begin RAW DATA

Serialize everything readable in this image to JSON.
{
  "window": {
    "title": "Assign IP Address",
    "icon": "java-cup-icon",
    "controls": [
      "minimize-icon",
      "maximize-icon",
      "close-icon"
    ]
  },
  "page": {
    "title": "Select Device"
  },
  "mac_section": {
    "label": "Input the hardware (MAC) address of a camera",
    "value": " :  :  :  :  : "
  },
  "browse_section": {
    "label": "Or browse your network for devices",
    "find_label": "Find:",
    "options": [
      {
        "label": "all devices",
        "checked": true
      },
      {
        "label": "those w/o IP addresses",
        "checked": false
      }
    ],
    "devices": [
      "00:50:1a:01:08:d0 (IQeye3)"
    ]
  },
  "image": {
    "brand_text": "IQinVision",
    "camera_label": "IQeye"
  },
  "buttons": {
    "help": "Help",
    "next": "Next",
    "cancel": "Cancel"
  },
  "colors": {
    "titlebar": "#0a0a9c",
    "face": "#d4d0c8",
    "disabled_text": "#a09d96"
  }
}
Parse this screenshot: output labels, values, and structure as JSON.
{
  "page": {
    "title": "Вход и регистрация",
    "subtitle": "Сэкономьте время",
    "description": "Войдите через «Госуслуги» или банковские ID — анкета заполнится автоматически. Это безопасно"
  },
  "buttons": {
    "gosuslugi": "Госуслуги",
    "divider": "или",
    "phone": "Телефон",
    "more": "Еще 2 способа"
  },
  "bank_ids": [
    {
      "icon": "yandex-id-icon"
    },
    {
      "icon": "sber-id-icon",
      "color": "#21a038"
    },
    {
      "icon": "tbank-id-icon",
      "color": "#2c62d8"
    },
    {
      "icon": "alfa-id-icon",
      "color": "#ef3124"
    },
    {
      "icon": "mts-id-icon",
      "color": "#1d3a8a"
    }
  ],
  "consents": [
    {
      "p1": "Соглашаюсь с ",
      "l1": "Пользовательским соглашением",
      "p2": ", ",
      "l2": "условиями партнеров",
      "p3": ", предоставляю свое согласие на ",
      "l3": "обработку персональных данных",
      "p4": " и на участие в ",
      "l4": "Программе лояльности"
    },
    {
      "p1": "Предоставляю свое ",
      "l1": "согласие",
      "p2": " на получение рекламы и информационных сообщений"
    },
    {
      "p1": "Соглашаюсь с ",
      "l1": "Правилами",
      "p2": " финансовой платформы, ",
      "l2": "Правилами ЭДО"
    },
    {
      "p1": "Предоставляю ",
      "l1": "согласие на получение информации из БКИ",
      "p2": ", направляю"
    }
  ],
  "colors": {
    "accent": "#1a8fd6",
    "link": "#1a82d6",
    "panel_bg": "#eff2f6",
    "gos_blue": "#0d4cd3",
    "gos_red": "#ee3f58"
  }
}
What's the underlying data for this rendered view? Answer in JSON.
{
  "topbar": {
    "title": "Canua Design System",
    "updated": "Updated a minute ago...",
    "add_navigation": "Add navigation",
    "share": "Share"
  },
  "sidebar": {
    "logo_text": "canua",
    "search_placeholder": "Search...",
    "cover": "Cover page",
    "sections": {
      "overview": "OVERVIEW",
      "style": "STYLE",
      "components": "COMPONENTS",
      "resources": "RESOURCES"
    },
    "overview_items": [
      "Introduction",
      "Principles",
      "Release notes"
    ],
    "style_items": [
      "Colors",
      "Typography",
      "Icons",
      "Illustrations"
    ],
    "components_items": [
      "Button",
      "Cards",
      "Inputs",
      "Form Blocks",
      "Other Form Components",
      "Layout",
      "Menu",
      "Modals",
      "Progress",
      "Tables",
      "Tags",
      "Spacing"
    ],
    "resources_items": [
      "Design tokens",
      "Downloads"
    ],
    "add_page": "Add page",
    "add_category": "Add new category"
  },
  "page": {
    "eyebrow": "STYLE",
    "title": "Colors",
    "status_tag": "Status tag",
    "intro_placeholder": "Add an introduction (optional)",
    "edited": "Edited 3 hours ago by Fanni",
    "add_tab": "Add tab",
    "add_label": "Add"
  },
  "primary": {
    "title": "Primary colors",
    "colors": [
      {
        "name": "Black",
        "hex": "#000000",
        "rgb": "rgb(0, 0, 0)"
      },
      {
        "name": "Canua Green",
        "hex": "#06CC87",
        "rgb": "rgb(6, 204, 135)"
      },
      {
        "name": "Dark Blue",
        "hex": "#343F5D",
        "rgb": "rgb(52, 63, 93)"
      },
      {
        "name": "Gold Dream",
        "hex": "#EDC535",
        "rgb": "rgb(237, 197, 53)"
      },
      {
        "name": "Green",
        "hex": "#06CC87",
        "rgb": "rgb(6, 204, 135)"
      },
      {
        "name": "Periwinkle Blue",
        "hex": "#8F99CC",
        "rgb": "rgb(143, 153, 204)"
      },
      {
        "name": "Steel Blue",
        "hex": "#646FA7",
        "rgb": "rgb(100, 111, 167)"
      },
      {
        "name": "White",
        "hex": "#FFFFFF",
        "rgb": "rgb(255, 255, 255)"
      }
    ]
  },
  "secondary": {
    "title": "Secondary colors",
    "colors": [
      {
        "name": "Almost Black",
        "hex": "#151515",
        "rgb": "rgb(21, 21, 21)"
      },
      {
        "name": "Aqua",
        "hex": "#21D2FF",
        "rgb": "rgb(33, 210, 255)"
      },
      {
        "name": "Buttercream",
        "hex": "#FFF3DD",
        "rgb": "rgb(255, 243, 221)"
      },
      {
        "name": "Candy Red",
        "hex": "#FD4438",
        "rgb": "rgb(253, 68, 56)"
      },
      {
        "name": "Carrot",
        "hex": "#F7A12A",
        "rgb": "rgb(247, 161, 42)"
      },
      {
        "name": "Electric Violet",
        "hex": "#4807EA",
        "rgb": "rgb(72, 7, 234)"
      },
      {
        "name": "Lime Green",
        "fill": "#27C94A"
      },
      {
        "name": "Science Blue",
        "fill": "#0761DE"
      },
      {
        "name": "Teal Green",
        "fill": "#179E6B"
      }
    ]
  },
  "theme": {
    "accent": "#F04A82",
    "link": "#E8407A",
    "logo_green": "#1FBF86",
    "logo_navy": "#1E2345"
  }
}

end RAW DATA

▶ [DIRECTIONS]
Go through the material above line by line and copy it exactly.

▶ [CORRECT RESPONSE]
Serialize everything readable in this image to JSON.
{
  "window": {
    "title": "Assign IP Address",
    "icon": "java-cup-icon",
    "controls": [
      "minimize-icon",
      "maximize-icon",
      "close-icon"
    ]
  },
  "page": {
    "title": "Select Device"
  },
  "mac_section": {
    "label": "Input the hardware (MAC) address of a camera",
    "value": " :  :  :  :  : "
  },
  "browse_section": {
    "label": "Or browse your network for devices",
    "find_label": "Find:",
    "options": [
      {
        "label": "all devices",
        "checked": true
      },
      {
        "label": "those w/o IP addresses",
        "checked": false
      }
    ],
    "devices": [
      "00:50:1a:01:08:d0 (IQeye3)"
    ]
  },
  "image": {
    "brand_text": "IQinVision",
    "camera_label": "IQeye"
  },
  "buttons": {
    "help": "Help",
    "next": "Next",
    "cancel": "Cancel"
  },
  "colors": {
    "titlebar": "#0a0a9c",
    "face": "#d4d0c8",
    "disabled_text": "#a09d96"
  }
}
Parse this screenshot: output labels, values, and structure as JSON.
{
  "page": {
    "title": "Вход и регистрация",
    "subtitle": "Сэкономьте время",
    "description": "Войдите через «Госуслуги» или банковские ID — анкета заполнится автоматически. Это безопасно"
  },
  "buttons": {
    "gosuslugi": "Госуслуги",
    "divider": "или",
    "phone": "Телефон",
    "more": "Еще 2 способа"
  },
  "bank_ids": [
    {
      "icon": "yandex-id-icon"
    },
    {
      "icon": "sber-id-icon",
      "color": "#21a038"
    },
    {
      "icon": "tbank-id-icon",
      "color": "#2c62d8"
    },
    {
      "icon": "alfa-id-icon",
      "color": "#ef3124"
    },
    {
      "icon": "mts-id-icon",
      "color": "#1d3a8a"
    }
  ],
  "consents": [
    {
      "p1": "Соглашаюсь с ",
      "l1": "Пользовательским соглашением",
      "p2": ", ",
      "l2": "условиями партнеров",
      "p3": ", предоставляю свое согласие на ",
      "l3": "обработку персональных данных",
      "p4": " и на участие в ",
      "l4": "Программе лояльности"
    },
    {
      "p1": "Предоставляю свое ",
      "l1": "согласие",
      "p2": " на получение рекламы и информационных сообщений"
    },
    {
      "p1": "Соглашаюсь с ",
      "l1": "Правилами",
      "p2": " финансовой платформы, ",
      "l2": "Правилами ЭДО"
    },
    {
      "p1": "Предоставляю ",
      "l1": "согласие на получение информации из БКИ",
      "p2": ", направляю"
    }
  ],
  "colors": {
    "accent": "#1a8fd6",
    "link": "#1a82d6",
    "panel_bg": "#eff2f6",
    "gos_blue": "#0d4cd3",
    "gos_red": "#ee3f58"
  }
}
What's the underlying data for this rendered view? Answer in JSON.
{
  "topbar": {
    "title": "Canua Design System",
    "updated": "Updated a minute ago...",
    "add_navigation": "Add navigation",
    "share": "Share"
  },
  "sidebar": {
    "logo_text": "canua",
    "search_placeholder": "Search...",
    "cover": "Cover page",
    "sections": {
      "overview": "OVERVIEW",
      "style": "STYLE",
      "components": "COMPONENTS",
      "resources": "RESOURCES"
    },
    "overview_items": [
      "Introduction",
      "Principles",
      "Release notes"
    ],
    "style_items": [
      "Colors",
      "Typography",
      "Icons",
      "Illustrations"
    ],
    "components_items": [
      "Button",
      "Cards",
      "Inputs",
      "Form Blocks",
      "Other Form Components",
      "Layout",
      "Menu",
      "Modals",
      "Progress",
      "Tables",
      "Tags",
      "Spacing"
    ],
    "resources_items": [
      "Design tokens",
      "Downloads"
    ],
    "add_page": "Add page",
    "add_category": "Add new category"
  },
  "page": {
    "eyebrow": "STYLE",
    "title": "Colors",
    "status_tag": "Status tag",
    "intro_placeholder": "Add an introduction (optional)",
    "edited": "Edited 3 hours ago by Fanni",
    "add_tab": "Add tab",
    "add_label": "Add"
  },
  "primary": {
    "title": "Primary colors",
    "colors": [
      {
        "name": "Black",
        "hex": "#000000",
        "rgb": "rgb(0, 0, 0)"
      },
      {
        "name": "Canua Green",
        "hex": "#06CC87",
        "rgb": "rgb(6, 204, 135)"
      },
      {
        "name": "Dark Blue",
        "hex": "#343F5D",
        "rgb": "rgb(52, 63, 93)"
      },
      {
        "name": "Gold Dream",
        "hex": "#EDC535",
        "rgb": "rgb(237, 197, 53)"
      },
      {
        "name": "Green",
        "hex": "#06CC87",
        "rgb": "rgb(6, 204, 135)"
      },
      {
        "name": "Periwinkle Blue",
        "hex": "#8F99CC",
        "rgb": "rgb(143, 153, 204)"
      },
      {
        "name": "Steel Blue",
        "hex": "#646FA7",
        "rgb": "rgb(100, 111, 167)"
      },
      {
        "name": "White",
        "hex": "#FFFFFF",
        "rgb": "rgb(255, 255, 255)"
      }
    ]
  },
  "secondary": {
    "title": "Secondary colors",
    "colors": [
      {
        "name": "Almost Black",
        "hex": "#151515",
        "rgb": "rgb(21, 21, 21)"
      },
      {
        "name": "Aqua",
        "hex": "#21D2FF",
        "rgb": "rgb(33, 210, 255)"
      },
      {
        "name": "Buttercream",
        "hex": "#FFF3DD",
        "rgb": "rgb(255, 243, 221)"
      },
      {
        "name": "Candy Red",
        "hex": "#FD4438",
        "rgb": "rgb(253, 68, 56)"
      },
      {
        "name": "Carrot",
        "hex": "#F7A12A",
        "rgb": "rgb(247, 161, 42)"
      },
      {
        "name": "Electric Violet",
        "hex": "#4807EA",
        "rgb": "rgb(72, 7, 234)"
      },
      {
        "name": "Lime Green",
        "fill": "#27C94A"
      },
      {
        "name": "Science Blue",
        "fill": "#0761DE"
      },
      {
        "name": "Teal Green",
        "fill": "#179E6B"
      }
    ]
  },
  "theme": {
    "accent": "#F04A82",
    "link": "#E8407A",
    "logo_green": "#1FBF86",
    "logo_navy": "#1E2345"
  }
}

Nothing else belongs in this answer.